■ To do:
Reproduce the data below verbatim from the line containing "Parse this screenshot: output" through its final line, and produce nothing more.

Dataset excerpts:
# # # #
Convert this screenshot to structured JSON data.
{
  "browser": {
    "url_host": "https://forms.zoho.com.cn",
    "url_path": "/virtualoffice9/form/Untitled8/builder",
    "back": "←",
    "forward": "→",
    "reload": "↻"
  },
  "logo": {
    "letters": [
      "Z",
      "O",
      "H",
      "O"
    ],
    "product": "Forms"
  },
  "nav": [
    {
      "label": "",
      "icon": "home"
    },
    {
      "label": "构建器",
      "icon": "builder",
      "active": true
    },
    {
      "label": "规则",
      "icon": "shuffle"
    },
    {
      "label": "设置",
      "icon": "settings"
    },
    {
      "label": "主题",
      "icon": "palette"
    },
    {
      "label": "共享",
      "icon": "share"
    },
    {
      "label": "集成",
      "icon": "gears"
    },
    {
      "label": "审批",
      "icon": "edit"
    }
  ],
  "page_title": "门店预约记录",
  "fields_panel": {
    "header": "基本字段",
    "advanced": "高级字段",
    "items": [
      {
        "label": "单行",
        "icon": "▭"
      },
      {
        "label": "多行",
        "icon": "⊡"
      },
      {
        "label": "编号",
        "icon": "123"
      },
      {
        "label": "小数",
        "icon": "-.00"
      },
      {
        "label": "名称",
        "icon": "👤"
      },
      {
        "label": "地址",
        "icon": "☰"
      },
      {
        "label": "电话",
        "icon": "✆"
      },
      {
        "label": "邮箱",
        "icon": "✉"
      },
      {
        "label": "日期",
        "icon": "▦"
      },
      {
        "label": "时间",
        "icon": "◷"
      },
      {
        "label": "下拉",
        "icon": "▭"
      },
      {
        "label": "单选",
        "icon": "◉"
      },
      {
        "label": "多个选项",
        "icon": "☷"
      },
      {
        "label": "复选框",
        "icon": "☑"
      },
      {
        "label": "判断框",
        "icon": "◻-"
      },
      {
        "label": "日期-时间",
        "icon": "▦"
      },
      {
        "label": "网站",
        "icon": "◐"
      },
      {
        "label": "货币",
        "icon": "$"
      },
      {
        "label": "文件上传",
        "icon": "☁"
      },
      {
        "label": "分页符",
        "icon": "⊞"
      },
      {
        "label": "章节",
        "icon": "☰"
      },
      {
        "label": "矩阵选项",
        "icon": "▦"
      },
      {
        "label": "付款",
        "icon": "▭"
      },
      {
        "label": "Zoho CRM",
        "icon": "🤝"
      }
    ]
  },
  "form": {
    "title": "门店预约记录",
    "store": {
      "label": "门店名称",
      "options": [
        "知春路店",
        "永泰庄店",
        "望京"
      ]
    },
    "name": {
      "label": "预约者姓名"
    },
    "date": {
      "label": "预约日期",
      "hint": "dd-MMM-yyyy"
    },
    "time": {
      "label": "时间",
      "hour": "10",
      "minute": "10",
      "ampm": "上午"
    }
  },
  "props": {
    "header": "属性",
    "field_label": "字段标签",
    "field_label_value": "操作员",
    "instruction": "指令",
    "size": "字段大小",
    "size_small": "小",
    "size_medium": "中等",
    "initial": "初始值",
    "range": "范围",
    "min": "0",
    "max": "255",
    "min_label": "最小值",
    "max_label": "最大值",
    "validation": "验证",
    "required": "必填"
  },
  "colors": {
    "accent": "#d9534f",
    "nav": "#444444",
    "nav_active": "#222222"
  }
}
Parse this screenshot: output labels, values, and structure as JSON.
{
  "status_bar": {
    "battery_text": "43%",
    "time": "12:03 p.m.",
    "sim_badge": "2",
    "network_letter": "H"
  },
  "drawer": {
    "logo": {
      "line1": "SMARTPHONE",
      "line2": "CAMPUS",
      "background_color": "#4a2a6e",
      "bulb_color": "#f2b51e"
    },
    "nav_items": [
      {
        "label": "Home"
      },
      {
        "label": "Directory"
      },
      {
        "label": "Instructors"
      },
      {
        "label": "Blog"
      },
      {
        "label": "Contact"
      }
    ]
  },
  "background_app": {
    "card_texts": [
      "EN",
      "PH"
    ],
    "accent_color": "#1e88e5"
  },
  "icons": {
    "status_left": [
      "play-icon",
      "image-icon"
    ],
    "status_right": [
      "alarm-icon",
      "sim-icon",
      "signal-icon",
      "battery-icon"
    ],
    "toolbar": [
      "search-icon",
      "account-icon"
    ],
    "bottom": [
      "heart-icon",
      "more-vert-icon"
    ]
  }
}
# # # #
■ Task answer:
Parse this screenshot: output labels, values, and structure as JSON.
{
  "status_bar": {
    "battery_text": "43%",
    "time": "12:03 p.m.",
    "sim_badge": "2",
    "network_letter": "H"
  },
  "drawer": {
    "logo": {
      "line1": "SMARTPHONE",
      "line2": "CAMPUS",
      "background_color": "#4a2a6e",
      "bulb_color": "#f2b51e"
    },
    "nav_items": [
      {
        "label": "Home"
      },
      {
        "label": "Directory"
      },
      {
        "label": "Instructors"
      },
      {
        "label": "Blog"
      },
      {
        "label": "Contact"
      }
    ]
  },
  "background_app": {
    "card_texts": [
      "EN",
      "PH"
    ],
    "accent_color": "#1e88e5"
  },
  "icons": {
    "status_left": [
      "play-icon",
      "image-icon"
    ],
    "status_right": [
      "alarm-icon",
      "sim-icon",
      "signal-icon",
      "battery-icon"
    ],
    "toolbar": [
      "search-icon",
      "account-icon"
    ],
    "bottom": [
      "heart-icon",
      "more-vert-icon"
    ]
  }
}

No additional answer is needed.